* Task statement
Retype every entry word for word.

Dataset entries
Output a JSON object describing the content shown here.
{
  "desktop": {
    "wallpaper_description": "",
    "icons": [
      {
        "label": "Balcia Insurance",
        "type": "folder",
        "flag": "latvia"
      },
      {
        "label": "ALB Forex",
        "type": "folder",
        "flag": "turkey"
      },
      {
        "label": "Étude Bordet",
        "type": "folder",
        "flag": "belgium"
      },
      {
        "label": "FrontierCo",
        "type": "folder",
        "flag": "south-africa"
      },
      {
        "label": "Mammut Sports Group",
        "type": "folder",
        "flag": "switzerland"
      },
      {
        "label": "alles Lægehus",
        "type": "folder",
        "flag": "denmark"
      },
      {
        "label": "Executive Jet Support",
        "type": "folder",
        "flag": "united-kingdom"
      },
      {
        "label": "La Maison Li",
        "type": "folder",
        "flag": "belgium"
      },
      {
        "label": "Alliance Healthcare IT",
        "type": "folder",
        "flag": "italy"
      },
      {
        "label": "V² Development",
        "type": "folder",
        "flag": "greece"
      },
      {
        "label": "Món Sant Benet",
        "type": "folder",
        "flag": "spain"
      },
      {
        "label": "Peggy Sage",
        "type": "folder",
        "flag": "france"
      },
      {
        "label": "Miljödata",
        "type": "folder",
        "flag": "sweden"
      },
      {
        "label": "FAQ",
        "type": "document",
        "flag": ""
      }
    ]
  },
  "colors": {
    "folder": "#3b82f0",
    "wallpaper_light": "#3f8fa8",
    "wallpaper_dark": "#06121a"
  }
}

* Output
Output a JSON object describing the content shown here.
{
  "desktop": {
    "wallpaper_description": "",
    "icons": [
      {
        "label": "Balcia Insurance",
        "type": "folder",
        "flag": "latvia"
      },
      {
        "label": "ALB Forex",
        "type": "folder",
        "flag": "turkey"
      },
      {
        "label": "Étude Bordet",
        "type": "folder",
        "flag": "belgium"
      },
      {
        "label": "FrontierCo",
        "type": "folder",
        "flag": "south-africa"
      },
      {
        "label": "Mammut Sports Group",
        "type": "folder",
        "flag": "switzerland"
      },
      {
        "label": "alles Lægehus",
        "type": "folder",
        "flag": "denmark"
      },
      {
        "label": "Executive Jet Support",
        "type": "folder",
        "flag": "united-kingdom"
      },
      {
        "label": "La Maison Li",
        "type": "folder",
        "flag": "belgium"
      },
      {
        "label": "Alliance Healthcare IT",
        "type": "folder",
        "flag": "italy"
      },
      {
        "label": "V² Development",
        "type": "folder",
        "flag": "greece"
      },
      {
        "label": "Món Sant Benet",
        "type": "folder",
        "flag": "spain"
      },
      {
        "label": "Peggy Sage",
        "type": "folder",
        "flag": "france"
      },
      {
        "label": "Miljödata",
        "type": "folder",
        "flag": "sweden"
      },
      {
        "label": "FAQ",
        "type": "document",
        "flag": ""
      }
    ]
  },
  "colors": {
    "folder": "#3b82f0",
    "wallpaper_light": "#3f8fa8",
    "wallpaper_dark": "#06121a"
  }
}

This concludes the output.